Data shown -
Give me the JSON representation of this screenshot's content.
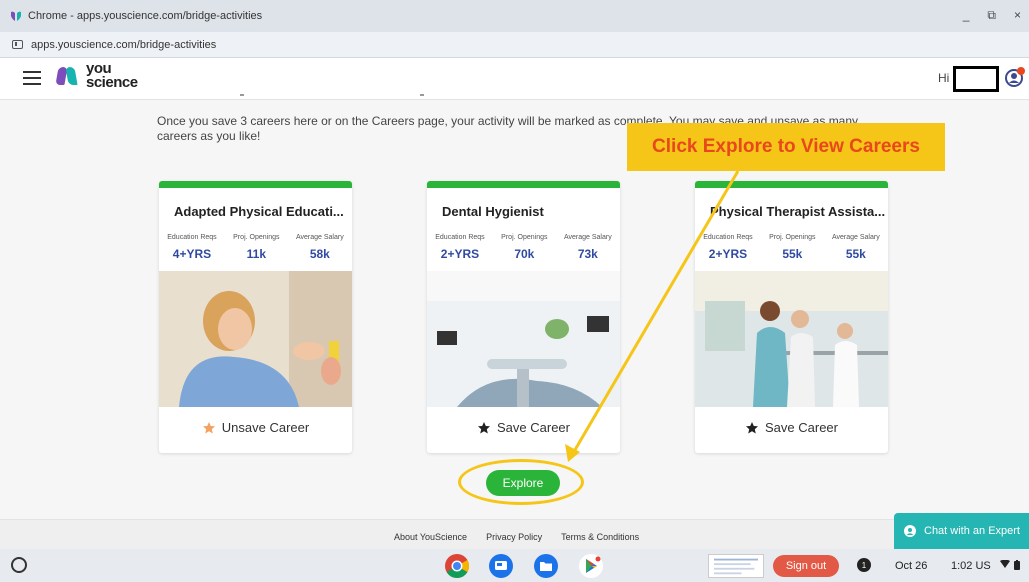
{
  "window": {
    "title": "Chrome - apps.youscience.com/bridge-activities",
    "controls": [
      "_",
      "⧉",
      "×"
    ]
  },
  "address_bar": {
    "url": "apps.youscience.com/bridge-activities"
  },
  "header": {
    "logo_line1": "you",
    "logo_line2": "science",
    "greeting": "Hi"
  },
  "intro": "Once you save 3 careers here or on the Careers page, your activity will be marked as complete. You may save and unsave as many careers as you like!",
  "stat_labels": {
    "education": "Education Reqs",
    "openings": "Proj. Openings",
    "salary": "Average Salary"
  },
  "cards": [
    {
      "title": "Adapted Physical Educati...",
      "education": "4+YRS",
      "openings": "11k",
      "salary": "58k",
      "save_label": "Unsave Career",
      "saved": true
    },
    {
      "title": "Dental Hygienist",
      "education": "2+YRS",
      "openings": "70k",
      "salary": "73k",
      "save_label": "Save Career",
      "saved": false
    },
    {
      "title": "Physical Therapist Assista...",
      "education": "2+YRS",
      "openings": "55k",
      "salary": "55k",
      "save_label": "Save Career",
      "saved": false
    }
  ],
  "explore_button": "Explore",
  "callout": "Click Explore to View Careers",
  "footer": {
    "links": [
      "About YouScience",
      "Privacy Policy",
      "Terms & Conditions"
    ]
  },
  "chat": "Chat with an Expert",
  "taskbar": {
    "sign_out": "Sign out",
    "notifications": "1",
    "date": "Oct 26",
    "time": "1:02",
    "locale": "US"
  },
  "colors": {
    "accent_green": "#2ab53a",
    "stat_blue": "#2f4aa0",
    "callout_yellow": "#f5c518",
    "callout_text": "#e8481c",
    "chat_teal": "#25b5b2",
    "signout_red": "#e25945",
    "saved_star": "#f4a261"
  }
}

Problem requirements - Could you reproduce every record above exactly, leaving out the pictures?

Written response -
Give me the JSON representation of this screenshot's content.
{
  "window": {
    "title": "Chrome - apps.youscience.com/bridge-activities",
    "controls": [
      "_",
      "⧉",
      "×"
    ]
  },
  "address_bar": {
    "url": "apps.youscience.com/bridge-activities"
  },
  "header": {
    "logo_line1": "you",
    "logo_line2": "science",
    "greeting": "Hi"
  },
  "intro": "Once you save 3 careers here or on the Careers page, your activity will be marked as complete. You may save and unsave as many careers as you like!",
  "stat_labels": {
    "education": "Education Reqs",
    "openings": "Proj. Openings",
    "salary": "Average Salary"
  },
  "cards": [
    {
      "title": "Adapted Physical Educati...",
      "education": "4+YRS",
      "openings": "11k",
      "salary": "58k",
      "save_label": "Unsave Career",
      "saved": true
    },
    {
      "title": "Dental Hygienist",
      "education": "2+YRS",
      "openings": "70k",
      "salary": "73k",
      "save_label": "Save Career",
      "saved": false
    },
    {
      "title": "Physical Therapist Assista...",
      "education": "2+YRS",
      "openings": "55k",
      "salary": "55k",
      "save_label": "Save Career",
      "saved": false
    }
  ],
  "explore_button": "Explore",
  "callout": "Click Explore to View Careers",
  "footer": {
    "links": [
      "About YouScience",
      "Privacy Policy",
      "Terms & Conditions"
    ]
  },
  "chat": "Chat with an Expert",
  "taskbar": {
    "sign_out": "Sign out",
    "notifications": "1",
    "date": "Oct 26",
    "time": "1:02",
    "locale": "US"
  },
  "colors": {
    "accent_green": "#2ab53a",
    "stat_blue": "#2f4aa0",
    "callout_yellow": "#f5c518",
    "callout_text": "#e8481c",
    "chat_teal": "#25b5b2",
    "signout_red": "#e25945",
    "saved_star": "#f4a261"
  }
}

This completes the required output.